▶ _Listings of boxed layout items_:
▼▼▼
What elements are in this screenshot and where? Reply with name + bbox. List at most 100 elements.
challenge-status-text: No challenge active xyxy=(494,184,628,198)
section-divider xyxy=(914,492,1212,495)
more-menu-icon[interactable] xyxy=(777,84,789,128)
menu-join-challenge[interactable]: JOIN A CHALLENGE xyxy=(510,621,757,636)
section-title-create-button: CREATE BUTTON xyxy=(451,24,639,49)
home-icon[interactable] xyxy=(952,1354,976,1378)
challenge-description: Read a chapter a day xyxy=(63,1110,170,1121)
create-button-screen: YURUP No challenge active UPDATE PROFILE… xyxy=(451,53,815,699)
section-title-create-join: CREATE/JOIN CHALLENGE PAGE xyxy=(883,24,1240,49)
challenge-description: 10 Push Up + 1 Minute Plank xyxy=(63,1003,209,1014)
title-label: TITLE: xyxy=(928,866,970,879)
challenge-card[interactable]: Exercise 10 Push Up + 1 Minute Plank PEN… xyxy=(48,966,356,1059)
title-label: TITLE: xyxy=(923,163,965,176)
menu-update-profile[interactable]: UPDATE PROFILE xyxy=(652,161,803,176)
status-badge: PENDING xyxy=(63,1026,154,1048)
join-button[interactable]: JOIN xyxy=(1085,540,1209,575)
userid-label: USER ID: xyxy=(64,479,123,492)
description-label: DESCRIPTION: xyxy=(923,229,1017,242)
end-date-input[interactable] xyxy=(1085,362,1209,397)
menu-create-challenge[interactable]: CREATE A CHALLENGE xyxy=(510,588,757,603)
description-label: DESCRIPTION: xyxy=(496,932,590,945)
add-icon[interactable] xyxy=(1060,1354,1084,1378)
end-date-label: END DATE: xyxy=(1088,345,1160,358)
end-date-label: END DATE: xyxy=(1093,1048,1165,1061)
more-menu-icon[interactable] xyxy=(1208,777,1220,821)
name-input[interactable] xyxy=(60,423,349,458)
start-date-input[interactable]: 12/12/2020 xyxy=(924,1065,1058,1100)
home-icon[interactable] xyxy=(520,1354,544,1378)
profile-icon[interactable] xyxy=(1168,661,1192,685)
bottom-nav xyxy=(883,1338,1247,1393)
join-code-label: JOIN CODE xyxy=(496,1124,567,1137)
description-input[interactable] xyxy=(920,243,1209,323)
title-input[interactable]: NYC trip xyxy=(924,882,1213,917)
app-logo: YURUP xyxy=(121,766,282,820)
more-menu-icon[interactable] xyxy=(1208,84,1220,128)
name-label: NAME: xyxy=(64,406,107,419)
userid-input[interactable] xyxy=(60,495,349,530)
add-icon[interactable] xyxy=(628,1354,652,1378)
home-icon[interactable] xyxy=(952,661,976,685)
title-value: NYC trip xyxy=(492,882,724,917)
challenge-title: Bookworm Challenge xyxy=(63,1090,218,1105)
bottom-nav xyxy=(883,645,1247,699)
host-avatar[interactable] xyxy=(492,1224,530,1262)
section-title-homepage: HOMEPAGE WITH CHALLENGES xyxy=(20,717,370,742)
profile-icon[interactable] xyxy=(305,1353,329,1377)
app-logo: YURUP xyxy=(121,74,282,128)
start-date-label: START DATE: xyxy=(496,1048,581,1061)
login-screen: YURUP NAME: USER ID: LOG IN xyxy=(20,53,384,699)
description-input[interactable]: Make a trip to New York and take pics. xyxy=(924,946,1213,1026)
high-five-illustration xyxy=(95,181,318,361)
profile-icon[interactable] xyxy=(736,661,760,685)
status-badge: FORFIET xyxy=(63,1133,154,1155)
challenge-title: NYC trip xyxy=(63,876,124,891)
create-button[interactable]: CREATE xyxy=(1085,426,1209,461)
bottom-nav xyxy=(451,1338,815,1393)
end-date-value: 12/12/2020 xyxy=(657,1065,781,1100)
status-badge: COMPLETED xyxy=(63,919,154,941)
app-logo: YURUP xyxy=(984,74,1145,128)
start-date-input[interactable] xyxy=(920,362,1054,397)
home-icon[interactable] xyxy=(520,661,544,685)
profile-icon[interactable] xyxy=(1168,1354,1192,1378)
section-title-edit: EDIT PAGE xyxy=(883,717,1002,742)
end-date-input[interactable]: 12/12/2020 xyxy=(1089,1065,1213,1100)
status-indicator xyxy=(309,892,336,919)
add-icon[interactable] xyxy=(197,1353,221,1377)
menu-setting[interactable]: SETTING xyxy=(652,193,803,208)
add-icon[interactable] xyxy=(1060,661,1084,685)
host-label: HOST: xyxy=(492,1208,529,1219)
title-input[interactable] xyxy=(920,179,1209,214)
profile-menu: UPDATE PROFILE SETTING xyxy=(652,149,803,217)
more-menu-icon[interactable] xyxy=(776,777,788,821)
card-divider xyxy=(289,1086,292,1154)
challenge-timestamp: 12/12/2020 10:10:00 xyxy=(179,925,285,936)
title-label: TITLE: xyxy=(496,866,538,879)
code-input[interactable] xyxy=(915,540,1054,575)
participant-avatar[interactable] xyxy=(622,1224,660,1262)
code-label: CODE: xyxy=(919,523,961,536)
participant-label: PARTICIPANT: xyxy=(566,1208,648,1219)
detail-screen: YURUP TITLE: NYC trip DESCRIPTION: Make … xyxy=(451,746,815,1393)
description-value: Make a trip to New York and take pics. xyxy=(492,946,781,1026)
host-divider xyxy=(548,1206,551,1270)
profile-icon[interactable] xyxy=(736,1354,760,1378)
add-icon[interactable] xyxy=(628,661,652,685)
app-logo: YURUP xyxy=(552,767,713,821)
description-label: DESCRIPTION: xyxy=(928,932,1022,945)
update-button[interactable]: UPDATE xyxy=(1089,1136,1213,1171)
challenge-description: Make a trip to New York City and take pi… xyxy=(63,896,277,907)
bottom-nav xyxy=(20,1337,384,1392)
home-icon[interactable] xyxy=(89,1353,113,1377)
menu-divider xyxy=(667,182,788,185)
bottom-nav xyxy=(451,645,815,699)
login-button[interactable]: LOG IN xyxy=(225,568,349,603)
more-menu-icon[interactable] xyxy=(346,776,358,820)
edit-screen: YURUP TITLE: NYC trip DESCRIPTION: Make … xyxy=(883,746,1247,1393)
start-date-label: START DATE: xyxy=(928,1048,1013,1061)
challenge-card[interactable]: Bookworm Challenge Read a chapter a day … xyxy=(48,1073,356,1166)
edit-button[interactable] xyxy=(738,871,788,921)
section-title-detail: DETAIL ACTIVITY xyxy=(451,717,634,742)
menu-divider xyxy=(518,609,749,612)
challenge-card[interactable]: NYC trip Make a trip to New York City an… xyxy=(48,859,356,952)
▲▲▲
▶ _TASK BRIEF_: Reproduce all of the material above line for line, without changing anything.

▶ _PROBLEM SOLUTION_:
What elements are in this screenshot and where? Reply with name + bbox. List at most 100 elements.
challenge-status-text: No challenge active xyxy=(494,184,628,198)
section-divider xyxy=(914,492,1212,495)
more-menu-icon[interactable] xyxy=(777,84,789,128)
menu-join-challenge[interactable]: JOIN A CHALLENGE xyxy=(510,621,757,636)
section-title-create-button: CREATE BUTTON xyxy=(451,24,639,49)
home-icon[interactable] xyxy=(952,1354,976,1378)
challenge-description: Read a chapter a day xyxy=(63,1110,170,1121)
create-button-screen: YURUP No challenge active UPDATE PROFILE… xyxy=(451,53,815,699)
section-title-create-join: CREATE/JOIN CHALLENGE PAGE xyxy=(883,24,1240,49)
challenge-description: 10 Push Up + 1 Minute Plank xyxy=(63,1003,209,1014)
title-label: TITLE: xyxy=(928,866,970,879)
challenge-card[interactable]: Exercise 10 Push Up + 1 Minute Plank PEN… xyxy=(48,966,356,1059)
title-label: TITLE: xyxy=(923,163,965,176)
menu-update-profile[interactable]: UPDATE PROFILE xyxy=(652,161,803,176)
status-badge: PENDING xyxy=(63,1026,154,1048)
join-button[interactable]: JOIN xyxy=(1085,540,1209,575)
userid-label: USER ID: xyxy=(64,479,123,492)
description-label: DESCRIPTION: xyxy=(923,229,1017,242)
end-date-input[interactable] xyxy=(1085,362,1209,397)
menu-create-challenge[interactable]: CREATE A CHALLENGE xyxy=(510,588,757,603)
description-label: DESCRIPTION: xyxy=(496,932,590,945)
add-icon[interactable] xyxy=(1060,1354,1084,1378)
end-date-label: END DATE: xyxy=(1088,345,1160,358)
end-date-label: END DATE: xyxy=(1093,1048,1165,1061)
more-menu-icon[interactable] xyxy=(1208,777,1220,821)
name-input[interactable] xyxy=(60,423,349,458)
start-date-input[interactable]: 12/12/2020 xyxy=(924,1065,1058,1100)
home-icon[interactable] xyxy=(520,1354,544,1378)
profile-icon[interactable] xyxy=(1168,661,1192,685)
bottom-nav xyxy=(883,1338,1247,1393)
join-code-label: JOIN CODE xyxy=(496,1124,567,1137)
description-input[interactable] xyxy=(920,243,1209,323)
title-input[interactable]: NYC trip xyxy=(924,882,1213,917)
app-logo: YURUP xyxy=(121,766,282,820)
more-menu-icon[interactable] xyxy=(1208,84,1220,128)
name-label: NAME: xyxy=(64,406,107,419)
userid-input[interactable] xyxy=(60,495,349,530)
add-icon[interactable] xyxy=(628,1354,652,1378)
home-icon[interactable] xyxy=(952,661,976,685)
title-value: NYC trip xyxy=(492,882,724,917)
challenge-title: Bookworm Challenge xyxy=(63,1090,218,1105)
bottom-nav xyxy=(883,645,1247,699)
host-avatar[interactable] xyxy=(492,1224,530,1262)
section-title-homepage: HOMEPAGE WITH CHALLENGES xyxy=(20,717,370,742)
profile-icon[interactable] xyxy=(305,1353,329,1377)
app-logo: YURUP xyxy=(121,74,282,128)
start-date-label: START DATE: xyxy=(496,1048,581,1061)
login-screen: YURUP NAME: USER ID: LOG IN xyxy=(20,53,384,699)
description-input[interactable]: Make a trip to New York and take pics. xyxy=(924,946,1213,1026)
high-five-illustration xyxy=(95,181,318,361)
profile-icon[interactable] xyxy=(736,661,760,685)
status-badge: FORFIET xyxy=(63,1133,154,1155)
challenge-title: NYC trip xyxy=(63,876,124,891)
create-button[interactable]: CREATE xyxy=(1085,426,1209,461)
bottom-nav xyxy=(451,1338,815,1393)
end-date-value: 12/12/2020 xyxy=(657,1065,781,1100)
status-badge: COMPLETED xyxy=(63,919,154,941)
app-logo: YURUP xyxy=(984,74,1145,128)
start-date-input[interactable] xyxy=(920,362,1054,397)
home-icon[interactable] xyxy=(520,661,544,685)
profile-icon[interactable] xyxy=(1168,1354,1192,1378)
section-title-edit: EDIT PAGE xyxy=(883,717,1002,742)
end-date-input[interactable]: 12/12/2020 xyxy=(1089,1065,1213,1100)
status-indicator xyxy=(309,892,336,919)
add-icon[interactable] xyxy=(197,1353,221,1377)
menu-setting[interactable]: SETTING xyxy=(652,193,803,208)
add-icon[interactable] xyxy=(1060,661,1084,685)
host-label: HOST: xyxy=(492,1208,529,1219)
title-input[interactable] xyxy=(920,179,1209,214)
profile-menu: UPDATE PROFILE SETTING xyxy=(652,149,803,217)
more-menu-icon[interactable] xyxy=(776,777,788,821)
card-divider xyxy=(289,1086,292,1154)
challenge-timestamp: 12/12/2020 10:10:00 xyxy=(179,925,285,936)
title-label: TITLE: xyxy=(496,866,538,879)
code-input[interactable] xyxy=(915,540,1054,575)
participant-avatar[interactable] xyxy=(622,1224,660,1262)
code-label: CODE: xyxy=(919,523,961,536)
participant-label: PARTICIPANT: xyxy=(566,1208,648,1219)
detail-screen: YURUP TITLE: NYC trip DESCRIPTION: Make … xyxy=(451,746,815,1393)
description-value: Make a trip to New York and take pics. xyxy=(492,946,781,1026)
host-divider xyxy=(548,1206,551,1270)
profile-icon[interactable] xyxy=(736,1354,760,1378)
add-icon[interactable] xyxy=(628,661,652,685)
app-logo: YURUP xyxy=(552,767,713,821)
description-label: DESCRIPTION: xyxy=(928,932,1022,945)
update-button[interactable]: UPDATE xyxy=(1089,1136,1213,1171)
challenge-description: Make a trip to New York City and take pi… xyxy=(63,896,277,907)
bottom-nav xyxy=(20,1337,384,1392)
home-icon[interactable] xyxy=(89,1353,113,1377)
menu-divider xyxy=(667,182,788,185)
bottom-nav xyxy=(451,645,815,699)
login-button[interactable]: LOG IN xyxy=(225,568,349,603)
more-menu-icon[interactable] xyxy=(346,776,358,820)
edit-screen: YURUP TITLE: NYC trip DESCRIPTION: Make … xyxy=(883,746,1247,1393)
start-date-label: START DATE: xyxy=(928,1048,1013,1061)
challenge-card[interactable]: Bookworm Challenge Read a chapter a day … xyxy=(48,1073,356,1166)
edit-button[interactable] xyxy=(738,871,788,921)
section-title-detail: DETAIL ACTIVITY xyxy=(451,717,634,742)
menu-divider xyxy=(518,609,749,612)
challenge-card[interactable]: NYC trip Make a trip to New York City an… xyxy=(48,859,356,952)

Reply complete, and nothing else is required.